◆ Supplied information:
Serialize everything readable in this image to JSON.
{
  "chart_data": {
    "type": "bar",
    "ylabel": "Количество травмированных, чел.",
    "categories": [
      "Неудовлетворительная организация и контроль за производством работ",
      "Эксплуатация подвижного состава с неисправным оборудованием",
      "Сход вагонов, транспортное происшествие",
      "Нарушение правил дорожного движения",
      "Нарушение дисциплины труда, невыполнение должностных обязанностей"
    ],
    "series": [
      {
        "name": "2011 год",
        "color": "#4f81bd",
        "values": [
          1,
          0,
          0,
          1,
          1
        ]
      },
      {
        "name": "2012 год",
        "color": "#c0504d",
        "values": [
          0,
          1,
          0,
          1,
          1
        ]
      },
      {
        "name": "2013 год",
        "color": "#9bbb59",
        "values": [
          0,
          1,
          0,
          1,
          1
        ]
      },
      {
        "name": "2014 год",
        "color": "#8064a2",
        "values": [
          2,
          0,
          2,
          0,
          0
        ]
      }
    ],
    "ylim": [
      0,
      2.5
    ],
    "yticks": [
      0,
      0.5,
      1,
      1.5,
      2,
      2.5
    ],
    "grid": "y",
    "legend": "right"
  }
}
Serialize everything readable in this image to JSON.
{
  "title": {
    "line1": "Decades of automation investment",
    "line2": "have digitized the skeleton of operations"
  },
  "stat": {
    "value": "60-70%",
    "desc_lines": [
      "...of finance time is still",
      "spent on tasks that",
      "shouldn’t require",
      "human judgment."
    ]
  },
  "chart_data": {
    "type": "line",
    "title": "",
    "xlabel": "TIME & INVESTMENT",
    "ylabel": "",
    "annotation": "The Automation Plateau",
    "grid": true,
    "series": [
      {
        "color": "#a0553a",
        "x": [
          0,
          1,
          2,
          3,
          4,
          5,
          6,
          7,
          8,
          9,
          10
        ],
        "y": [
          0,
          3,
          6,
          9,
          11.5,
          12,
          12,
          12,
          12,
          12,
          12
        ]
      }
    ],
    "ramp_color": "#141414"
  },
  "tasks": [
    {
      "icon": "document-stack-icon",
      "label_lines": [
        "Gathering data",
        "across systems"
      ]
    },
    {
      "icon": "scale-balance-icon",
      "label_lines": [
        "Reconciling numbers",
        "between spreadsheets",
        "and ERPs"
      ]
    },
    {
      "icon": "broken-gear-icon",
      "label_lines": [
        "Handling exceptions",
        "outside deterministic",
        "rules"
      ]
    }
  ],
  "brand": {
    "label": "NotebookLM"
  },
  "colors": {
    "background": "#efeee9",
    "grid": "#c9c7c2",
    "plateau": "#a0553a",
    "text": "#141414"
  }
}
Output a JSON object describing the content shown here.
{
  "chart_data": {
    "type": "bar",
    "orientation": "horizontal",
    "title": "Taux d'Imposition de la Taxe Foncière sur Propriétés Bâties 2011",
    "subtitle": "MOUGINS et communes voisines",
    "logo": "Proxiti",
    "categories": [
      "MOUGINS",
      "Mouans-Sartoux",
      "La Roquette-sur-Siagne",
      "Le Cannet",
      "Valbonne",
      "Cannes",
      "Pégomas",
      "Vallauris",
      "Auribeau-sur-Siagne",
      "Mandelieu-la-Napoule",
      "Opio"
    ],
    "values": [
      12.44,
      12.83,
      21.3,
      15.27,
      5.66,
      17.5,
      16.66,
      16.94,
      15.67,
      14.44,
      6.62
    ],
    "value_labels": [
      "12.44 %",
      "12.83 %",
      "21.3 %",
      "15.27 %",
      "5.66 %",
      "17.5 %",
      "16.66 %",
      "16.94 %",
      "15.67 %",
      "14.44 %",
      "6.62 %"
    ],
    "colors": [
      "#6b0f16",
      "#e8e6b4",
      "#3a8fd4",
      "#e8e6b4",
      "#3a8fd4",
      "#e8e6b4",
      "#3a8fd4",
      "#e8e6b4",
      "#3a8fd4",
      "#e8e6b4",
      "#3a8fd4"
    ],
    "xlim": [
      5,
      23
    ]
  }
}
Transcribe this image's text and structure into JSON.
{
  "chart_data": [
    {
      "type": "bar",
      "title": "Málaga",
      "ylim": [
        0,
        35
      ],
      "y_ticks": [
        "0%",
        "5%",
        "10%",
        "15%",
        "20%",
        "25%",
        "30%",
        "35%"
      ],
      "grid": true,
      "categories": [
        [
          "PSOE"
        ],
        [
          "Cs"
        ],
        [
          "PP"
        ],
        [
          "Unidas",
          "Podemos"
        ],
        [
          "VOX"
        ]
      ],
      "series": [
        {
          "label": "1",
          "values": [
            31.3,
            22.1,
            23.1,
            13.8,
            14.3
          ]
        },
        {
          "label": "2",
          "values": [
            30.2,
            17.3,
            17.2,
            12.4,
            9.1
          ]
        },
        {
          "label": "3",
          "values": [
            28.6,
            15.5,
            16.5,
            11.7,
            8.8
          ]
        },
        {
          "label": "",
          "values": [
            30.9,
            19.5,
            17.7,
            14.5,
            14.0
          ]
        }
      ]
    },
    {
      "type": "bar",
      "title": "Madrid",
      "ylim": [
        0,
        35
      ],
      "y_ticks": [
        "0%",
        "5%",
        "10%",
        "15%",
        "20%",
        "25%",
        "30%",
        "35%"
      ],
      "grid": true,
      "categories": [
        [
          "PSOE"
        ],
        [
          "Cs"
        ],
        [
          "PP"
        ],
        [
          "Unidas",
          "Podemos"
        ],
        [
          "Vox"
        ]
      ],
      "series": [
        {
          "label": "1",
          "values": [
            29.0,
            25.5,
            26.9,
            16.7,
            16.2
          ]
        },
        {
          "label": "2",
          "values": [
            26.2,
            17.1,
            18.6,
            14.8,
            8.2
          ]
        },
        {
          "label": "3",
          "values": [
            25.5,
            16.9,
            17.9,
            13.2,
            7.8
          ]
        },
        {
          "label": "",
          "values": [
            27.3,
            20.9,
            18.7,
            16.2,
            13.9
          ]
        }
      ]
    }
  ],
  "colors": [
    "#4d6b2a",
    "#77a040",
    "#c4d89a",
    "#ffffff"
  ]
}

◆ Task instructions:
Return every line exactly.

◆ Response to this exercise:
Serialize everything readable in this image to JSON.
{
  "chart_data": {
    "type": "bar",
    "ylabel": "Количество травмированных, чел.",
    "categories": [
      "Неудовлетворительная организация и контроль за производством работ",
      "Эксплуатация подвижного состава с неисправным оборудованием",
      "Сход вагонов, транспортное происшествие",
      "Нарушение правил дорожного движения",
      "Нарушение дисциплины труда, невыполнение должностных обязанностей"
    ],
    "series": [
      {
        "name": "2011 год",
        "color": "#4f81bd",
        "values": [
          1,
          0,
          0,
          1,
          1
        ]
      },
      {
        "name": "2012 год",
        "color": "#c0504d",
        "values": [
          0,
          1,
          0,
          1,
          1
        ]
      },
      {
        "name": "2013 год",
        "color": "#9bbb59",
        "values": [
          0,
          1,
          0,
          1,
          1
        ]
      },
      {
        "name": "2014 год",
        "color": "#8064a2",
        "values": [
          2,
          0,
          2,
          0,
          0
        ]
      }
    ],
    "ylim": [
      0,
      2.5
    ],
    "yticks": [
      0,
      0.5,
      1,
      1.5,
      2,
      2.5
    ],
    "grid": "y",
    "legend": "right"
  }
}
Serialize everything readable in this image to JSON.
{
  "title": {
    "line1": "Decades of automation investment",
    "line2": "have digitized the skeleton of operations"
  },
  "stat": {
    "value": "60-70%",
    "desc_lines": [
      "...of finance time is still",
      "spent on tasks that",
      "shouldn’t require",
      "human judgment."
    ]
  },
  "chart_data": {
    "type": "line",
    "title": "",
    "xlabel": "TIME & INVESTMENT",
    "ylabel": "",
    "annotation": "The Automation Plateau",
    "grid": true,
    "series": [
      {
        "color": "#a0553a",
        "x": [
          0,
          1,
          2,
          3,
          4,
          5,
          6,
          7,
          8,
          9,
          10
        ],
        "y": [
          0,
          3,
          6,
          9,
          11.5,
          12,
          12,
          12,
          12,
          12,
          12
        ]
      }
    ],
    "ramp_color": "#141414"
  },
  "tasks": [
    {
      "icon": "document-stack-icon",
      "label_lines": [
        "Gathering data",
        "across systems"
      ]
    },
    {
      "icon": "scale-balance-icon",
      "label_lines": [
        "Reconciling numbers",
        "between spreadsheets",
        "and ERPs"
      ]
    },
    {
      "icon": "broken-gear-icon",
      "label_lines": [
        "Handling exceptions",
        "outside deterministic",
        "rules"
      ]
    }
  ],
  "brand": {
    "label": "NotebookLM"
  },
  "colors": {
    "background": "#efeee9",
    "grid": "#c9c7c2",
    "plateau": "#a0553a",
    "text": "#141414"
  }
}
Output a JSON object describing the content shown here.
{
  "chart_data": {
    "type": "bar",
    "orientation": "horizontal",
    "title": "Taux d'Imposition de la Taxe Foncière sur Propriétés Bâties 2011",
    "subtitle": "MOUGINS et communes voisines",
    "logo": "Proxiti",
    "categories": [
      "MOUGINS",
      "Mouans-Sartoux",
      "La Roquette-sur-Siagne",
      "Le Cannet",
      "Valbonne",
      "Cannes",
      "Pégomas",
      "Vallauris",
      "Auribeau-sur-Siagne",
      "Mandelieu-la-Napoule",
      "Opio"
    ],
    "values": [
      12.44,
      12.83,
      21.3,
      15.27,
      5.66,
      17.5,
      16.66,
      16.94,
      15.67,
      14.44,
      6.62
    ],
    "value_labels": [
      "12.44 %",
      "12.83 %",
      "21.3 %",
      "15.27 %",
      "5.66 %",
      "17.5 %",
      "16.66 %",
      "16.94 %",
      "15.67 %",
      "14.44 %",
      "6.62 %"
    ],
    "colors": [
      "#6b0f16",
      "#e8e6b4",
      "#3a8fd4",
      "#e8e6b4",
      "#3a8fd4",
      "#e8e6b4",
      "#3a8fd4",
      "#e8e6b4",
      "#3a8fd4",
      "#e8e6b4",
      "#3a8fd4"
    ],
    "xlim": [
      5,
      23
    ]
  }
}
Transcribe this image's text and structure into JSON.
{
  "chart_data": [
    {
      "type": "bar",
      "title": "Málaga",
      "ylim": [
        0,
        35
      ],
      "y_ticks": [
        "0%",
        "5%",
        "10%",
        "15%",
        "20%",
        "25%",
        "30%",
        "35%"
      ],
      "grid": true,
      "categories": [
        [
          "PSOE"
        ],
        [
          "Cs"
        ],
        [
          "PP"
        ],
        [
          "Unidas",
          "Podemos"
        ],
        [
          "VOX"
        ]
      ],
      "series": [
        {
          "label": "1",
          "values": [
            31.3,
            22.1,
            23.1,
            13.8,
            14.3
          ]
        },
        {
          "label": "2",
          "values": [
            30.2,
            17.3,
            17.2,
            12.4,
            9.1
          ]
        },
        {
          "label": "3",
          "values": [
            28.6,
            15.5,
            16.5,
            11.7,
            8.8
          ]
        },
        {
          "label": "",
          "values": [
            30.9,
            19.5,
            17.7,
            14.5,
            14.0
          ]
        }
      ]
    },
    {
      "type": "bar",
      "title": "Madrid",
      "ylim": [
        0,
        35
      ],
      "y_ticks": [
        "0%",
        "5%",
        "10%",
        "15%",
        "20%",
        "25%",
        "30%",
        "35%"
      ],
      "grid": true,
      "categories": [
        [
          "PSOE"
        ],
        [
          "Cs"
        ],
        [
          "PP"
        ],
        [
          "Unidas",
          "Podemos"
        ],
        [
          "Vox"
        ]
      ],
      "series": [
        {
          "label": "1",
          "values": [
            29.0,
            25.5,
            26.9,
            16.7,
            16.2
          ]
        },
        {
          "label": "2",
          "values": [
            26.2,
            17.1,
            18.6,
            14.8,
            8.2
          ]
        },
        {
          "label": "3",
          "values": [
            25.5,
            16.9,
            17.9,
            13.2,
            7.8
          ]
        },
        {
          "label": "",
          "values": [
            27.3,
            20.9,
            18.7,
            16.2,
            13.9
          ]
        }
      ]
    }
  ],
  "colors": [
    "#4d6b2a",
    "#77a040",
    "#c4d89a",
    "#ffffff"
  ]
}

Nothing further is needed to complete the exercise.